- REQUIRED WORK -
Write the listing below out again exactly, dropping the images.

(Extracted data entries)
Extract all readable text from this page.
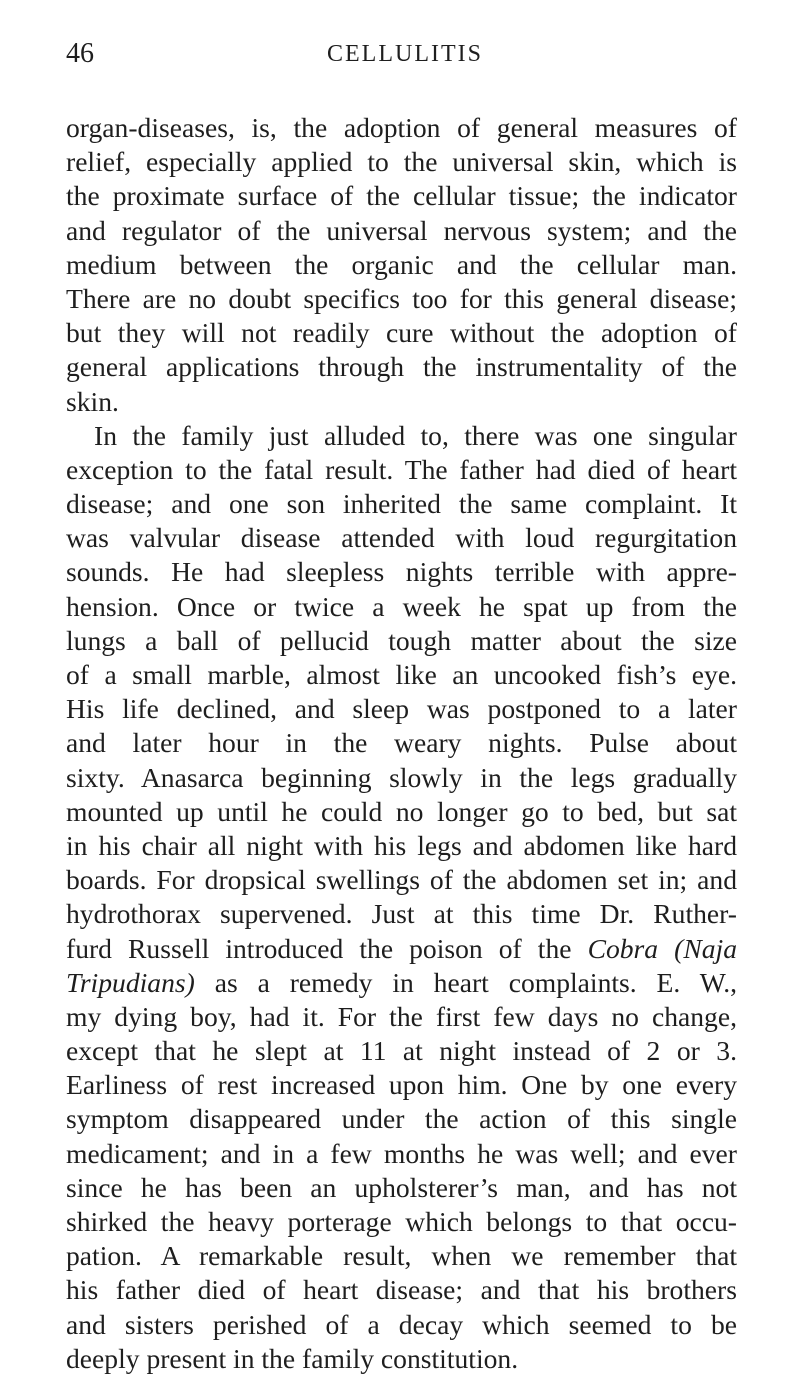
46	CELLULITIS
organ-diseases, is, the adoption of general measures of
relief, especially applied to the universal skin, which is
the proximate surface of the cellular tissue; the indicator
and regulator of the universal nervous system; and the
medium between the organic and the cellular man.
There are no doubt specifics too for this general disease;
but they will not readily cure without the adoption of
general applications through the instrumentality of the
skin.
In the family just alluded to, there was one singular
exception to the fatal result. The father had died of heart
disease; and one son inherited the same complaint. It
was valvular disease attended with loud regurgitation
sounds. He had sleepless nights terrible with appre-
hension. Once or twice a week he spat up from the
lungs a ball of pellucid tough matter about the size
of a small marble, almost like an uncooked fish’s eye.
His life declined, and sleep was postponed to a later
and later hour in the weary nights. Pulse about
sixty. Anasarca beginning slowly in the legs gradually
mounted up until he could no longer go to bed, but sat
in his chair all night with his legs and abdomen like hard
boards. For dropsical swellings of the abdomen set in; and
hydrothorax supervened. Just at this time Dr. Ruther-
furd Russell introduced the poison of the Cobra (Naja
Tripudians) as a remedy in heart complaints. E. W.,
my dying boy, had it. For the first few days no change,
except that he slept at 11 at night instead of 2 or 3.
Earliness of rest increased upon him. One by one every
symptom disappeared under the action of this single
medicament; and in a few months he was well; and ever
since he has been an upholsterer’s man, and has not
shirked the heavy porterage which belongs to that occu-
pation. A remarkable result, when we remember that
his father died of heart disease; and that his brothers
and sisters perished of a decay which seemed to be
deeply present in the family constitution.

- THE COMPLETED TASK -
Extract all readable text from this page.
46	CELLULITIS
organ-diseases, is, the adoption of general measures of
relief, especially applied to the universal skin, which is
the proximate surface of the cellular tissue; the indicator
and regulator of the universal nervous system; and the
medium between the organic and the cellular man.
There are no doubt specifics too for this general disease;
but they will not readily cure without the adoption of
general applications through the instrumentality of the
skin.
In the family just alluded to, there was one singular
exception to the fatal result. The father had died of heart
disease; and one son inherited the same complaint. It
was valvular disease attended with loud regurgitation
sounds. He had sleepless nights terrible with appre-
hension. Once or twice a week he spat up from the
lungs a ball of pellucid tough matter about the size
of a small marble, almost like an uncooked fish’s eye.
His life declined, and sleep was postponed to a later
and later hour in the weary nights. Pulse about
sixty. Anasarca beginning slowly in the legs gradually
mounted up until he could no longer go to bed, but sat
in his chair all night with his legs and abdomen like hard
boards. For dropsical swellings of the abdomen set in; and
hydrothorax supervened. Just at this time Dr. Ruther-
furd Russell introduced the poison of the Cobra (Naja
Tripudians) as a remedy in heart complaints. E. W.,
my dying boy, had it. For the first few days no change,
except that he slept at 11 at night instead of 2 or 3.
Earliness of rest increased upon him. One by one every
symptom disappeared under the action of this single
medicament; and in a few months he was well; and ever
since he has been an upholsterer’s man, and has not
shirked the heavy porterage which belongs to that occu-
pation. A remarkable result, when we remember that
his father died of heart disease; and that his brothers
and sisters perished of a decay which seemed to be
deeply present in the family constitution.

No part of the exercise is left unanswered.